▸ **Selection**:
What Recent Regulatory Shifts Mean for Workiva’s Current Valuation in 2025
Deciding what to do with Workiva stock right now? You’re not alone. Investors are watching closely, weighing whether recent moves signal an opportunity or a warning sign. The price action has been interesting: over the past month, Workiva shares climbed a robust 12.9%, bouncing back from a sluggish start to the year that saw them fall 20.0% year-to-date. Looking further back, the stock’s one-year gain stands at 10.6%, and the five-year performance sits at an impressive 47.5%. This kind of longer-term growth draws in those who believe in the company’s mission and market, even as short-term volatility reminds us to stay sharp.
Market attention has picked up as businesses look for ways to adapt with tighter regulations and digital reporting requirements, two big themes that put companies like Workiva in the spotlight. This has affected how investors perceive both risk and future growth, which, as always, ties into the bigger issue: valuation. For those keeping score, Workiva currently hits 3 out of 6 of our value checks, putting its valuation score right down the middle. That means half of the methods we use mark it as undervalued, while the rest suggest caution is warranted.

▸ **Job A**:
Copy the passage of the Workiva article from "Market attention has" up to and including "caution is warranted.".
▸ **Job B**:
In the Workiva article, how many of the value checks does Workiva currently pass?
Draw only on the Workiva article when responding.

▸ **Stored records**:
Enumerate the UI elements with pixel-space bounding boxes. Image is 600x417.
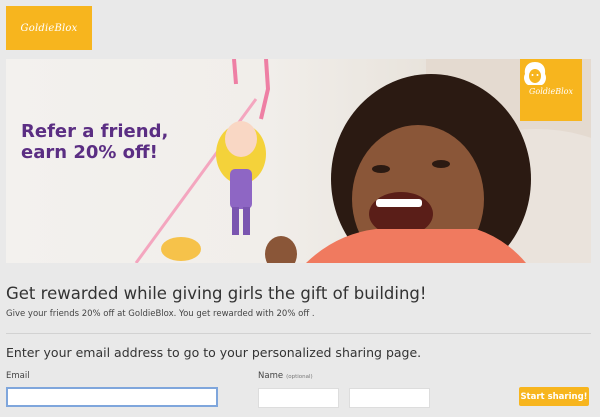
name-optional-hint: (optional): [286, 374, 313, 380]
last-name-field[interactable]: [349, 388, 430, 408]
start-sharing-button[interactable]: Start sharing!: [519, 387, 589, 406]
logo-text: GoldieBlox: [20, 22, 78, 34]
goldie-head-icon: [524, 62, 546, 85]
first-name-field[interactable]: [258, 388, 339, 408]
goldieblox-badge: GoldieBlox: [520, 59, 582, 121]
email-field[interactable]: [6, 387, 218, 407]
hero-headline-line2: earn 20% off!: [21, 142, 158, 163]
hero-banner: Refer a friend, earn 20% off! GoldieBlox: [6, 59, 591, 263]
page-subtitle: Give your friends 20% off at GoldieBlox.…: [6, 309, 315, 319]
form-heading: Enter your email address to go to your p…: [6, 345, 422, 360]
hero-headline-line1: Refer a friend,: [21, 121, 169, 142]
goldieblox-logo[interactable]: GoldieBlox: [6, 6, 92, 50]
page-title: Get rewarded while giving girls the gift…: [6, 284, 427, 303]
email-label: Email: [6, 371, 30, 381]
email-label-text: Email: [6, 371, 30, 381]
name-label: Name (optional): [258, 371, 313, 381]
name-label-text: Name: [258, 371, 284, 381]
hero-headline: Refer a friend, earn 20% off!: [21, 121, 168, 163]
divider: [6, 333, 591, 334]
--
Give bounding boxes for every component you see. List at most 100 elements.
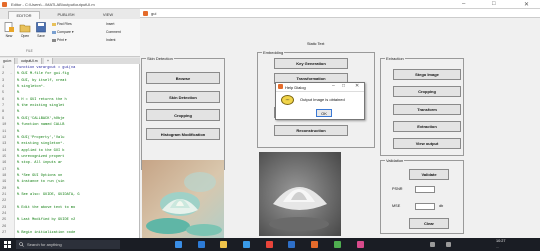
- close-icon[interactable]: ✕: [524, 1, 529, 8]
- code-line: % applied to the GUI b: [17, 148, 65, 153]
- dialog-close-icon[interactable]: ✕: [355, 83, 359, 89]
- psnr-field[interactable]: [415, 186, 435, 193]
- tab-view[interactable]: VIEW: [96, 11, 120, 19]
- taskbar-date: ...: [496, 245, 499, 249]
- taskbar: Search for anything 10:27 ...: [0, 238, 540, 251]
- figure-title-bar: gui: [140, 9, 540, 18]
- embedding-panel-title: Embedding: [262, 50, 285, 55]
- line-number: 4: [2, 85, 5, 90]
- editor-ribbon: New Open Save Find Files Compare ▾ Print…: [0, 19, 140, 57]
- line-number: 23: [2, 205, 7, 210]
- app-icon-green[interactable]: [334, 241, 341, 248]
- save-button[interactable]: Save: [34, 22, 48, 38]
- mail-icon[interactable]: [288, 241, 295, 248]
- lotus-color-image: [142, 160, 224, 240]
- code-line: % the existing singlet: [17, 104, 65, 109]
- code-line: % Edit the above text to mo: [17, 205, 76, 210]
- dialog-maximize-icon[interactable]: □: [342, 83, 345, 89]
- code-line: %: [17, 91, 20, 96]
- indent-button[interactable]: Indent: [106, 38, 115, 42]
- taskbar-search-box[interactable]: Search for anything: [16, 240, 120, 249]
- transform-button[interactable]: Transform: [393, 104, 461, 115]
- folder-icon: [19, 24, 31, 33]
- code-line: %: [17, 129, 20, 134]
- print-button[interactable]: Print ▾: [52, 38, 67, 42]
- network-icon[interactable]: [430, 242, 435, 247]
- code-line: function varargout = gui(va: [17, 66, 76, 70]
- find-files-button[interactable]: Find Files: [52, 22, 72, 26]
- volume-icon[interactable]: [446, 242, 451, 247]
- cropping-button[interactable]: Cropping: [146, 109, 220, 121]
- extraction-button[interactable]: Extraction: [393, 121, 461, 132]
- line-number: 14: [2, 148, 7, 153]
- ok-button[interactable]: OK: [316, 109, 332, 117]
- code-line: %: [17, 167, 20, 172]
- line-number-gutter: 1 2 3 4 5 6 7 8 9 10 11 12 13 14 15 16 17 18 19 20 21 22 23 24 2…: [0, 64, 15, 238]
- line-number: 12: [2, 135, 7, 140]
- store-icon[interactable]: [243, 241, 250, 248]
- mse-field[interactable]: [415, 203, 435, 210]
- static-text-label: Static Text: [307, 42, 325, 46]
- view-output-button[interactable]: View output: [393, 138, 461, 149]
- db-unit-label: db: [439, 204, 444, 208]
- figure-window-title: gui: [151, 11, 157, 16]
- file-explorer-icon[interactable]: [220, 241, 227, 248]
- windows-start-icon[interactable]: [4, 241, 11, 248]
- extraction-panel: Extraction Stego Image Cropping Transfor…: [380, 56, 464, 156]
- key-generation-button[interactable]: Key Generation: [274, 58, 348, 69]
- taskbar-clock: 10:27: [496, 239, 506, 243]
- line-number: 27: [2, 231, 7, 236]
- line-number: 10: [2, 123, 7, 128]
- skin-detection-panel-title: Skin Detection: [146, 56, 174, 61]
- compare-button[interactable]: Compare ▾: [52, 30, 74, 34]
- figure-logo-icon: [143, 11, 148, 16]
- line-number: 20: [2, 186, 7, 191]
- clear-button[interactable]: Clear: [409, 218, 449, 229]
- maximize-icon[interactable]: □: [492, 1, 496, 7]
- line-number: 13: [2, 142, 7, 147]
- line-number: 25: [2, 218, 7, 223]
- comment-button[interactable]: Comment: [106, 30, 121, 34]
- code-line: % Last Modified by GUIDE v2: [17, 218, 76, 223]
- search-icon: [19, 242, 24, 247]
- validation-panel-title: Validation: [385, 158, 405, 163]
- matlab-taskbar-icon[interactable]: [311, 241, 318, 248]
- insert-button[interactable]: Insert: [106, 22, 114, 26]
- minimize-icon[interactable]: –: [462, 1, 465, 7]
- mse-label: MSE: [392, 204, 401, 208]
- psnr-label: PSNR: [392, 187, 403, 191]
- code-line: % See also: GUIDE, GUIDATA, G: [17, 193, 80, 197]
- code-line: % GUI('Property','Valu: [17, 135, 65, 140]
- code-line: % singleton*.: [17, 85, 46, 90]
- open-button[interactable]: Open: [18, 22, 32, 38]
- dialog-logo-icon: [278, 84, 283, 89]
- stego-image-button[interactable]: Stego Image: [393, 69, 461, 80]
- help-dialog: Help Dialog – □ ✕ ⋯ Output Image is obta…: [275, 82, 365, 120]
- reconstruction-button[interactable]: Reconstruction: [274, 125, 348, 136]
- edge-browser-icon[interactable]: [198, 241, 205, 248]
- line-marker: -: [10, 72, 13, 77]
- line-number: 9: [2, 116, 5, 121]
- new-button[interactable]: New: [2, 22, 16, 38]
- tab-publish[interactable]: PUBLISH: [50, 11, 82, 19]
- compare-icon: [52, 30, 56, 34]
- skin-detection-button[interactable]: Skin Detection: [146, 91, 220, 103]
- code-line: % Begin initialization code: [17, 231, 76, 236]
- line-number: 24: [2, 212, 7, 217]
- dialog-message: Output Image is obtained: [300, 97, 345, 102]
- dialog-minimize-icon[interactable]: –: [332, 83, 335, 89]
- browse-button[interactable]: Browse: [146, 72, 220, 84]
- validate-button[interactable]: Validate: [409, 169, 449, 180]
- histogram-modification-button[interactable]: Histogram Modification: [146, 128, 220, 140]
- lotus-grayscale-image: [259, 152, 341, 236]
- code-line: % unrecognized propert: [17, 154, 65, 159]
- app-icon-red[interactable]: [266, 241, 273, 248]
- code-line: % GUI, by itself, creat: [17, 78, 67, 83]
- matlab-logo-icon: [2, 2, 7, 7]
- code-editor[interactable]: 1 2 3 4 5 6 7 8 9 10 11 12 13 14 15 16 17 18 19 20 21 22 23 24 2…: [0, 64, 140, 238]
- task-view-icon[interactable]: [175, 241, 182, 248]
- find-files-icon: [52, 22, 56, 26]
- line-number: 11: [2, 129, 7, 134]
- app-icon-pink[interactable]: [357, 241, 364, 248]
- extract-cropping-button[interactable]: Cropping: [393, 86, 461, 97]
---
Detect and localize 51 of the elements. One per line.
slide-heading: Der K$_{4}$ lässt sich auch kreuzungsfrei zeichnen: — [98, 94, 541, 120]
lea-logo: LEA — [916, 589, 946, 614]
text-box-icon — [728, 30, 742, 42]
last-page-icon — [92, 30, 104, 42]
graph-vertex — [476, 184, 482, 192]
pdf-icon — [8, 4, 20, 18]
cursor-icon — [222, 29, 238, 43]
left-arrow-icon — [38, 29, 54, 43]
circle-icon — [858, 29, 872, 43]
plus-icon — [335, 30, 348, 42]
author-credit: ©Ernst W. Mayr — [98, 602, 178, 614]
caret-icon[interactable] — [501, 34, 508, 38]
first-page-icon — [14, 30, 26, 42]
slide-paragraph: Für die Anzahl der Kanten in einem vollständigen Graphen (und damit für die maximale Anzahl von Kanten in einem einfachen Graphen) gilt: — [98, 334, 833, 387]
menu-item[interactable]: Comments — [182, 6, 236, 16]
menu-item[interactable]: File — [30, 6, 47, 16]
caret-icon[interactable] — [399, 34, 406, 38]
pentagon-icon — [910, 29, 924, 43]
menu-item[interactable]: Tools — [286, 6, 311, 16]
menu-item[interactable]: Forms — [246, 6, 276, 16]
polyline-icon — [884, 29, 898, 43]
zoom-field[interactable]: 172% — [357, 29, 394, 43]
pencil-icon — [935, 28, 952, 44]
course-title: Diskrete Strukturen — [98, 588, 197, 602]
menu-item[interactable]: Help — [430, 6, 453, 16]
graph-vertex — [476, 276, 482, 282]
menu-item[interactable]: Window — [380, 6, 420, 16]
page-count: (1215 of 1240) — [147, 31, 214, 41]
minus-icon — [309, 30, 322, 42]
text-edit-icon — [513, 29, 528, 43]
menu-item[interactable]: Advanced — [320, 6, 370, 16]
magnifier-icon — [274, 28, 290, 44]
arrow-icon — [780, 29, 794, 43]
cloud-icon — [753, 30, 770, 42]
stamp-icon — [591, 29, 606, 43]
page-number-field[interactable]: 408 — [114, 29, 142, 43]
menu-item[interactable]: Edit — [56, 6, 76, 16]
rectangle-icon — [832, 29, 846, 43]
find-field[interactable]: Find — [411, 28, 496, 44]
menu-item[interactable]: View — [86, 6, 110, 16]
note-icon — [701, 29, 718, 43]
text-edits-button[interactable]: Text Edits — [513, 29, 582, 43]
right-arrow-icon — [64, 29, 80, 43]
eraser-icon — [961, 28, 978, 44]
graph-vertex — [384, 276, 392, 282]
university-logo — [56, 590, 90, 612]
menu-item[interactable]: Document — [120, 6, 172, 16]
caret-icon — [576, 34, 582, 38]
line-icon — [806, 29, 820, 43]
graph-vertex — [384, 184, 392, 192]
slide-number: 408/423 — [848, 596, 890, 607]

▸ **Right answer A**:
Market attention has picked up as businesses look for ways to adapt with tighter regulations and digital reporting requirements, two big themes that put companies like Workiva in the spotlight. This has affected how investors perceive both risk and future growth, which, as always, ties into the bigger issue: valuation. For those keeping score, Workiva currently hits 3 out of 6 of our value checks, putting its valuation score right down the middle. That means half of the methods we use mark it as undervalued, while the rest suggest caution is warranted.

▸ **Right answer B**:
3 out of 6.